§ GIVEN REQUEST
Determine how many lines contain the string "一般代表早鸟票". Respond with that number and nothing more.

§ RECORDS FOR THIS TASK

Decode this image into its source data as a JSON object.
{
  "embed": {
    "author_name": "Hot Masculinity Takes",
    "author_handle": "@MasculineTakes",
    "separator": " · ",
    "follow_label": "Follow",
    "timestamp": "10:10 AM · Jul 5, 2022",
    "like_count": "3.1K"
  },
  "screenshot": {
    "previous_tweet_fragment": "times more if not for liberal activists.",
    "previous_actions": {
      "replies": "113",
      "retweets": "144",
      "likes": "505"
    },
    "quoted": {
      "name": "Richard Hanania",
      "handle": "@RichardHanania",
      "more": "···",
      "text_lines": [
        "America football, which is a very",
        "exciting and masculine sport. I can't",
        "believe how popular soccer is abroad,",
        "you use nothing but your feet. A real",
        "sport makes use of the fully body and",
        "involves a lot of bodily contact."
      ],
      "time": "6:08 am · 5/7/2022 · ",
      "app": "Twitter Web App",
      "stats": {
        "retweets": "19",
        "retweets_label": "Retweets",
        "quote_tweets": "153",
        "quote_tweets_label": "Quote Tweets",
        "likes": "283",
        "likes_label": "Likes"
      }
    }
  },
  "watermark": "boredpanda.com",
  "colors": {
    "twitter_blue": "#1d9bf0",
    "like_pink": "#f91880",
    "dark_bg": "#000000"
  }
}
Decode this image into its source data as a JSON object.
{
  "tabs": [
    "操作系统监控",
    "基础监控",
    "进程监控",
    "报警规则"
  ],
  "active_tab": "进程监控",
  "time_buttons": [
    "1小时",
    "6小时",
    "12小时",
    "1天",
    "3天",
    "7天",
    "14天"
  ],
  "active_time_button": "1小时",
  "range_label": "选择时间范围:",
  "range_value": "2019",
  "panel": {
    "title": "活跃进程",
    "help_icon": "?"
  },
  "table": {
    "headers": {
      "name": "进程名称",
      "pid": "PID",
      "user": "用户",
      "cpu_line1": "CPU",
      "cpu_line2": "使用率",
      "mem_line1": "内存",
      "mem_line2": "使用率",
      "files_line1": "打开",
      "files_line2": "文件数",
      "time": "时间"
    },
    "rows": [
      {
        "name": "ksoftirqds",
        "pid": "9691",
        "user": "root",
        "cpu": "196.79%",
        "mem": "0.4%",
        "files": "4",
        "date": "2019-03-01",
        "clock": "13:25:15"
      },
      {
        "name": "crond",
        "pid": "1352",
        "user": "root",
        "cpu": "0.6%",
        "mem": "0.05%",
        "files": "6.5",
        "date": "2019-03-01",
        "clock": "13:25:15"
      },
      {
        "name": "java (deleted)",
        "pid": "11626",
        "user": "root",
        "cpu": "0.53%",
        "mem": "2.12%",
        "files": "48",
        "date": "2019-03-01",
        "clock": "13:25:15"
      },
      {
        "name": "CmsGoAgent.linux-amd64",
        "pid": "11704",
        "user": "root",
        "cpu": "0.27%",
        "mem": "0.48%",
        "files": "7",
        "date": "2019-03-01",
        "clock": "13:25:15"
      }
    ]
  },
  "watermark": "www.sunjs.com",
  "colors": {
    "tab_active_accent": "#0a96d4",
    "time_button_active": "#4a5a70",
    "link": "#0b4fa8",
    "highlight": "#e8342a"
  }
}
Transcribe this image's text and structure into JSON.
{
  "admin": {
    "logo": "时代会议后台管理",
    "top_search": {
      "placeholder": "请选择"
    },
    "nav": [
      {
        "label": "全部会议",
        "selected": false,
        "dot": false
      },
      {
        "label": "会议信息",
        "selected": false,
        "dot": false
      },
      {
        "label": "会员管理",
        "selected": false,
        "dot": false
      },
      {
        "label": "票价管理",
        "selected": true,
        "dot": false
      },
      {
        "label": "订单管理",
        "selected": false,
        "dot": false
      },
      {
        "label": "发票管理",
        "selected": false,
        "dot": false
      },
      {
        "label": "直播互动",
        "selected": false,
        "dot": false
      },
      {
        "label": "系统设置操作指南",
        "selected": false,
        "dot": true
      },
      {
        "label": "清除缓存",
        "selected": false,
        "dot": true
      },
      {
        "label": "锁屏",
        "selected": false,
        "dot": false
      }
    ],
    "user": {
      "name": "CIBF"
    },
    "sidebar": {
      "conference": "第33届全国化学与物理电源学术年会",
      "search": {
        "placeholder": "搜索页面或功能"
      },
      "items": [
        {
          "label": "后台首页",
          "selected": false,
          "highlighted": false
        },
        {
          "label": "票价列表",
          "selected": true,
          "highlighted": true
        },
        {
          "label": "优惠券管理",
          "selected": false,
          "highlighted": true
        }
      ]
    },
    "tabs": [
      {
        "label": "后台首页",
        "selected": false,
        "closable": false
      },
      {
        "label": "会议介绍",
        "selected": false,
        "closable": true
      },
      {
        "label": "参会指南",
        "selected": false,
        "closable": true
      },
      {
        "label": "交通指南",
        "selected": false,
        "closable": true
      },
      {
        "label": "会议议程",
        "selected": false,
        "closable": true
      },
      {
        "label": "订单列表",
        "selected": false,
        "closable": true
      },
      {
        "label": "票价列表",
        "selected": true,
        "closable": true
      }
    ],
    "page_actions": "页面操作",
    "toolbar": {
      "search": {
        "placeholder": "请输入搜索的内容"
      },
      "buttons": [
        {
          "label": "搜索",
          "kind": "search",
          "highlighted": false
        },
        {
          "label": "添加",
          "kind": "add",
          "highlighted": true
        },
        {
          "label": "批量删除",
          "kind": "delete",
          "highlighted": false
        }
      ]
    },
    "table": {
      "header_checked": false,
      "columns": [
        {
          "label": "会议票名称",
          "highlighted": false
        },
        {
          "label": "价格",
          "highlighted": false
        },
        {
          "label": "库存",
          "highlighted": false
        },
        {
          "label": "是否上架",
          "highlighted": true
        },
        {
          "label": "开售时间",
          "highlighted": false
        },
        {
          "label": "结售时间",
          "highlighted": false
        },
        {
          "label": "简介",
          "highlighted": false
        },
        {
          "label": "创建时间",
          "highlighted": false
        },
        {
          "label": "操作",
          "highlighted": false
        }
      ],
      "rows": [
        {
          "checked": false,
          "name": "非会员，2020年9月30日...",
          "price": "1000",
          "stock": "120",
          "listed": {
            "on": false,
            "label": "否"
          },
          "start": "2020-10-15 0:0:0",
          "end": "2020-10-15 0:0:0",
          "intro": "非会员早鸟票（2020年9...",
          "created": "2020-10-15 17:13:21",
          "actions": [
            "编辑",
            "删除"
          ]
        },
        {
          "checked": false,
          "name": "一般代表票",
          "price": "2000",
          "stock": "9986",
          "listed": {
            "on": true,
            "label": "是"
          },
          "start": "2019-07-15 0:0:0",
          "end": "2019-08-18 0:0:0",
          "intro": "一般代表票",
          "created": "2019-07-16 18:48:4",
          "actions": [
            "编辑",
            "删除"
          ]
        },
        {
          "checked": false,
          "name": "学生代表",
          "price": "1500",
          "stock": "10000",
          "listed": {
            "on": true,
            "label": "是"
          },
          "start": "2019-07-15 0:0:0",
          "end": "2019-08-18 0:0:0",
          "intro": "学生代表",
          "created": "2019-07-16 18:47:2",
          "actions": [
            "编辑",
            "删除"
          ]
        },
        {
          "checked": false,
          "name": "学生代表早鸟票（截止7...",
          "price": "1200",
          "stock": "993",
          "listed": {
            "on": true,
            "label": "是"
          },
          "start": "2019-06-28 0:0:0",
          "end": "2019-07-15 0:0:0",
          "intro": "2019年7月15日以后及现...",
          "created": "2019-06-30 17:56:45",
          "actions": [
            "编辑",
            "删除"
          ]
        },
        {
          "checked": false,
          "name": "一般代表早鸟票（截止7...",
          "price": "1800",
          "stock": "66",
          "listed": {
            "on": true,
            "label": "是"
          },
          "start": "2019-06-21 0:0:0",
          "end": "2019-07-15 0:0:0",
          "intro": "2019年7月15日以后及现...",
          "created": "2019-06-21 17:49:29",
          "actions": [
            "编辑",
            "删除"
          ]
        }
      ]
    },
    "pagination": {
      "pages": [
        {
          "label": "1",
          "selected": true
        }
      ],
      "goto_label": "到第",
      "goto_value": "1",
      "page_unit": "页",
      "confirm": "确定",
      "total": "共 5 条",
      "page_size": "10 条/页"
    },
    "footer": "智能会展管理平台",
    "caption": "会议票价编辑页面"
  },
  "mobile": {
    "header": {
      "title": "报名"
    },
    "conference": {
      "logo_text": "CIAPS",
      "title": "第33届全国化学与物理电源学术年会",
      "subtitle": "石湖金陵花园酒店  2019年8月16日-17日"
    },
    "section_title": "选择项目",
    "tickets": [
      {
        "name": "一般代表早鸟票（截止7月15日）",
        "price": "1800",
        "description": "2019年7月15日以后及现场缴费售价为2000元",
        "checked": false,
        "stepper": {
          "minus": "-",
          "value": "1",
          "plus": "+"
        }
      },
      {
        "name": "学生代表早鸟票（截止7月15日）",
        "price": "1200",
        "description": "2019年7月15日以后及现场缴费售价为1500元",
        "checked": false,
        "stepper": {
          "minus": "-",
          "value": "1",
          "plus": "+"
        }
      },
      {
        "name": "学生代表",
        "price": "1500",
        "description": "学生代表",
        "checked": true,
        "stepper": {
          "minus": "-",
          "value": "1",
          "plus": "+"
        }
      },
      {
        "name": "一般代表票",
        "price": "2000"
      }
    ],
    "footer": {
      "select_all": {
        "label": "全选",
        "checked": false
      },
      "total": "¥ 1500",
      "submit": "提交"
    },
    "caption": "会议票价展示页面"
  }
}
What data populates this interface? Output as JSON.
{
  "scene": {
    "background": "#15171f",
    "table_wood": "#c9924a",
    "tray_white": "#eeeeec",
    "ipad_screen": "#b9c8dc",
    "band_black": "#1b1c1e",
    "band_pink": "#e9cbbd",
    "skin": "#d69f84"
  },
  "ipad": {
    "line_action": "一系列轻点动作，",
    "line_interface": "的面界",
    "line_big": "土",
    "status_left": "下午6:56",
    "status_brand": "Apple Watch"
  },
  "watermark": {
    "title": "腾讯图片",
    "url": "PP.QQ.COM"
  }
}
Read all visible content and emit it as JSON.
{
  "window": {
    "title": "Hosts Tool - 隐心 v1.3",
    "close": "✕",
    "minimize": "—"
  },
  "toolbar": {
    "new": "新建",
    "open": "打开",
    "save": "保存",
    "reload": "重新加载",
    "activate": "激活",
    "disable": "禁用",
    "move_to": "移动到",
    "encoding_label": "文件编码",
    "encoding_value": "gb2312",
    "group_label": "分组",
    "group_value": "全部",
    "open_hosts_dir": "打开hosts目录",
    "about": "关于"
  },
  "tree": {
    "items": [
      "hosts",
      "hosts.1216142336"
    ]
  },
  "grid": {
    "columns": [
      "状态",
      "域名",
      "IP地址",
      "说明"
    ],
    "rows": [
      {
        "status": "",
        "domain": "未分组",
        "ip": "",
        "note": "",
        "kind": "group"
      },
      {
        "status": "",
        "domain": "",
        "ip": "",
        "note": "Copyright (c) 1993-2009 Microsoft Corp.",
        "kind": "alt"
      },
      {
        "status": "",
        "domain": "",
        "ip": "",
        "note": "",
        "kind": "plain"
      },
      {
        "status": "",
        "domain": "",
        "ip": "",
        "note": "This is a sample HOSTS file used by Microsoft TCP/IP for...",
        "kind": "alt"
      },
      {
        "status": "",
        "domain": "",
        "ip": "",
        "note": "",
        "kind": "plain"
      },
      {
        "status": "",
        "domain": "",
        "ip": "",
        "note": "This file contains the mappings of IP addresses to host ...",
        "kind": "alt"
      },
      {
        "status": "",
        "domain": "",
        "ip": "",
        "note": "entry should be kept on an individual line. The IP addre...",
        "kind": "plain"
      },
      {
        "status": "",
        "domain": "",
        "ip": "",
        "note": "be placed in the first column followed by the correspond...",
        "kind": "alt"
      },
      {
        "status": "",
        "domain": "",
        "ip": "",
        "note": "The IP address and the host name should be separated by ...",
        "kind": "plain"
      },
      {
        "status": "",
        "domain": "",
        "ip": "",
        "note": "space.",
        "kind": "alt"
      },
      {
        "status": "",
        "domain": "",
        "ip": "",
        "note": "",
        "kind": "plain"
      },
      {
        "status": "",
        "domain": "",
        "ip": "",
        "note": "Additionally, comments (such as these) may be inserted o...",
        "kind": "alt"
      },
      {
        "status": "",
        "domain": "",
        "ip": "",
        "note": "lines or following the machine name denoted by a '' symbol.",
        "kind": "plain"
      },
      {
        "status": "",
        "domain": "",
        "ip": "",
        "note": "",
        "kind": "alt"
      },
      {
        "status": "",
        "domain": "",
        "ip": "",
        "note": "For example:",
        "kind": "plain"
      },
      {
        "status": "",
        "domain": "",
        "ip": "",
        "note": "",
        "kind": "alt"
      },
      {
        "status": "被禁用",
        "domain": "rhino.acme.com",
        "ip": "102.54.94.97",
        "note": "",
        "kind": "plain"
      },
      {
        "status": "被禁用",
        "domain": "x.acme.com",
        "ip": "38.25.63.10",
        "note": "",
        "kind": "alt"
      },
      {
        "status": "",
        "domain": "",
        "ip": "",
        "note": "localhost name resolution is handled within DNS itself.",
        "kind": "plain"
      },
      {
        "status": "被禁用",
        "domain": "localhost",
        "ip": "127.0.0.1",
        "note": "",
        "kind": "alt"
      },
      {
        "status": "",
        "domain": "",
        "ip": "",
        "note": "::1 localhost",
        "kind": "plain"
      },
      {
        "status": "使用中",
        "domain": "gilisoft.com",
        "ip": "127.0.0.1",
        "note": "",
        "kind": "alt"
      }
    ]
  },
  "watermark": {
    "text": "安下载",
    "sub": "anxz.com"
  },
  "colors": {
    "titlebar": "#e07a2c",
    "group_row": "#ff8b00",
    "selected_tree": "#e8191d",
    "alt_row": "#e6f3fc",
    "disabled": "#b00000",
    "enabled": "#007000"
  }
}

§ THE COMPLETED TASK
2